#### [Task goal]
Copy everything in the data below exactly except the pictures.

#### [Material]
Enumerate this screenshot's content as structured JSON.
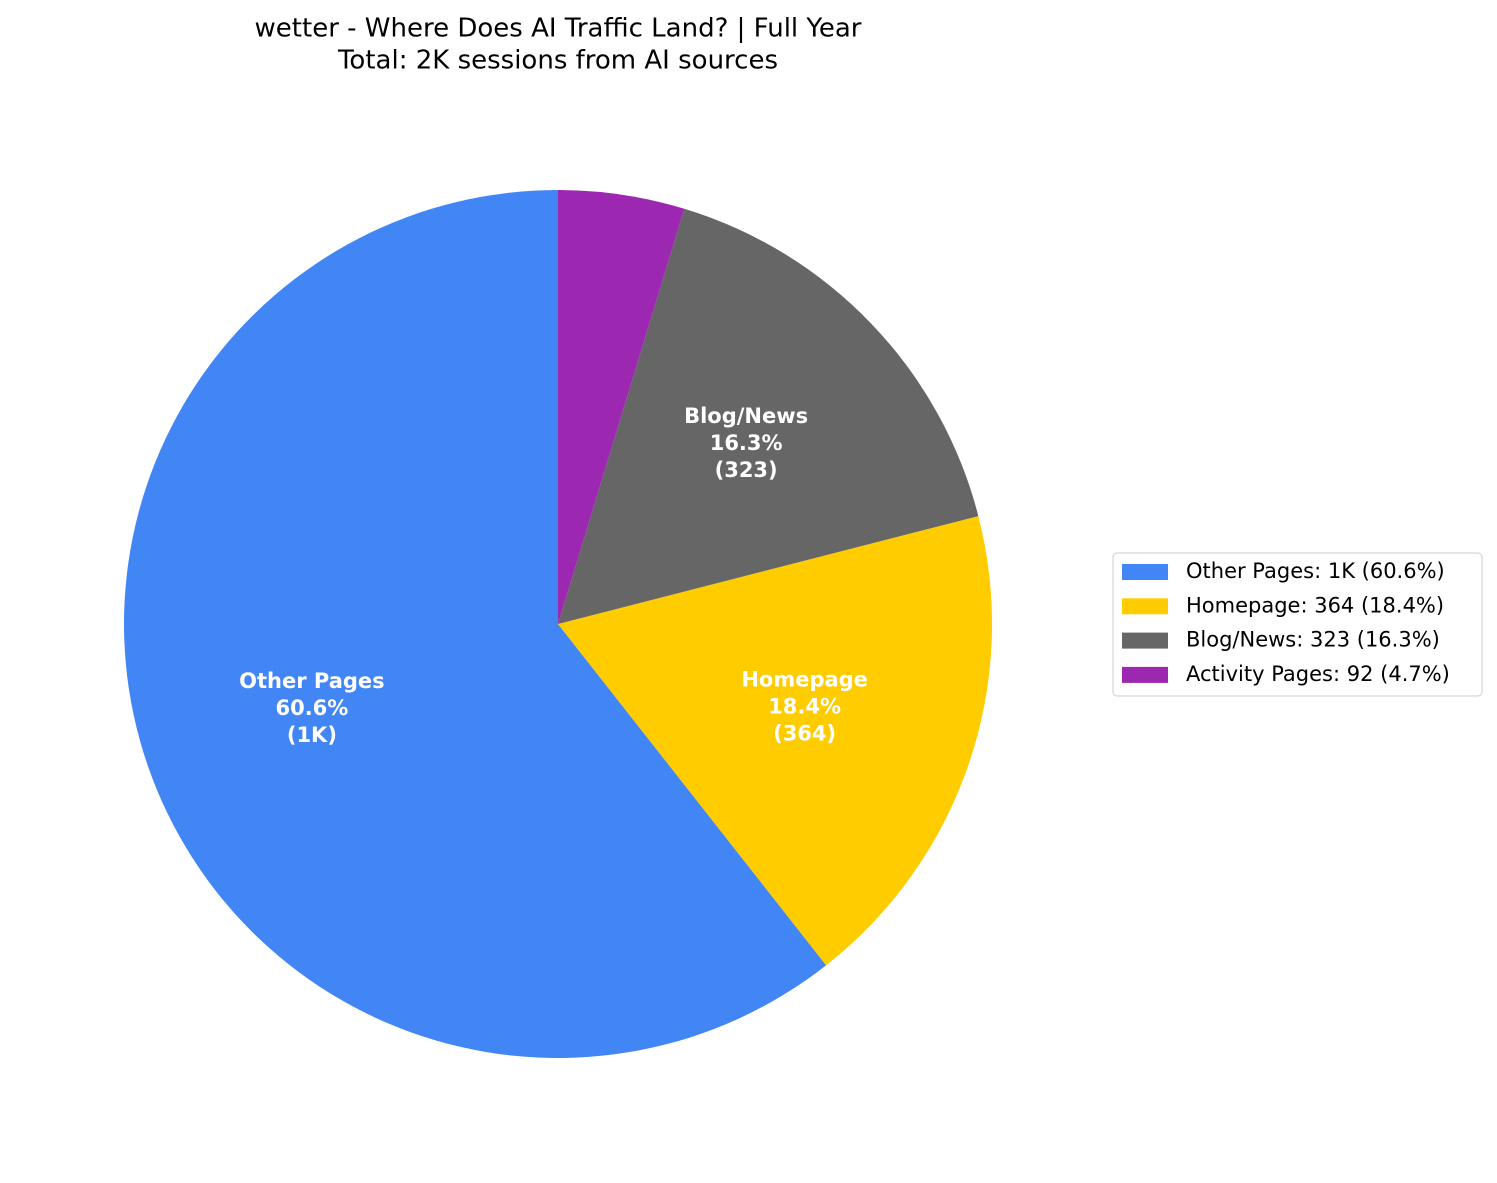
{
  "chart_data": {
    "type": "pie",
    "title": "wetter - Where Does AI Traffic Land? | Full Year",
    "subtitle": "Total: 2K sessions from AI sources",
    "categories": [
      "Other Pages",
      "Homepage",
      "Blog/News",
      "Activity Pages"
    ],
    "values": [
      60.6,
      18.4,
      16.3,
      4.7
    ],
    "value_labels": [
      "60.6%",
      "18.4%",
      "16.3%",
      "4.7%"
    ],
    "counts": [
      1199,
      364,
      323,
      92
    ],
    "count_labels": [
      "(1K)",
      "(364)",
      "(323)",
      "(92)"
    ],
    "colors": [
      "#4285f4",
      "#ffcc00",
      "#666666",
      "#9c27b0"
    ],
    "legend_labels": [
      "Other Pages: 1K (60.6%)",
      "Homepage: 364 (18.4%)",
      "Blog/News: 323 (16.3%)",
      "Activity Pages: 92 (4.7%)"
    ],
    "legend": "right",
    "start_angle": 90,
    "counterclockwise": true
  }
}
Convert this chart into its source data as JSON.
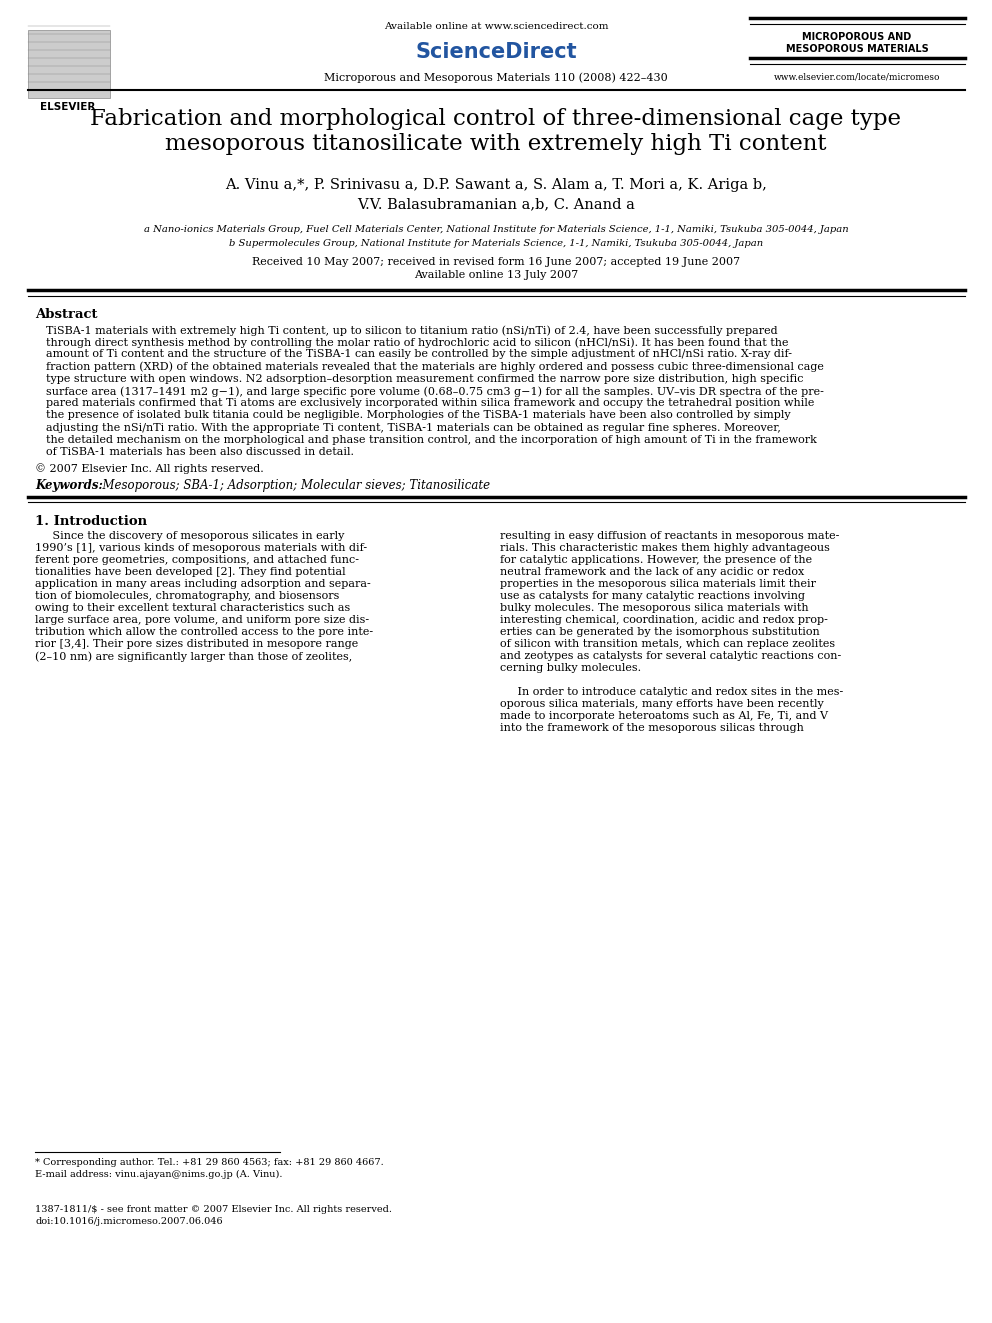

#### [The response]
Enumerate this screenshot's content as structured JSON.
{
  "chart_data": {
    "type": "pie",
    "title": "wetter - Where Does AI Traffic Land? | Full Year",
    "subtitle": "Total: 2K sessions from AI sources",
    "categories": [
      "Other Pages",
      "Homepage",
      "Blog/News",
      "Activity Pages"
    ],
    "values": [
      60.6,
      18.4,
      16.3,
      4.7
    ],
    "value_labels": [
      "60.6%",
      "18.4%",
      "16.3%",
      "4.7%"
    ],
    "counts": [
      1199,
      364,
      323,
      92
    ],
    "count_labels": [
      "(1K)",
      "(364)",
      "(323)",
      "(92)"
    ],
    "colors": [
      "#4285f4",
      "#ffcc00",
      "#666666",
      "#9c27b0"
    ],
    "legend_labels": [
      "Other Pages: 1K (60.6%)",
      "Homepage: 364 (18.4%)",
      "Blog/News: 323 (16.3%)",
      "Activity Pages: 92 (4.7%)"
    ],
    "legend": "right",
    "start_angle": 90,
    "counterclockwise": true
  }
}
Convert this chart into its source data as JSON.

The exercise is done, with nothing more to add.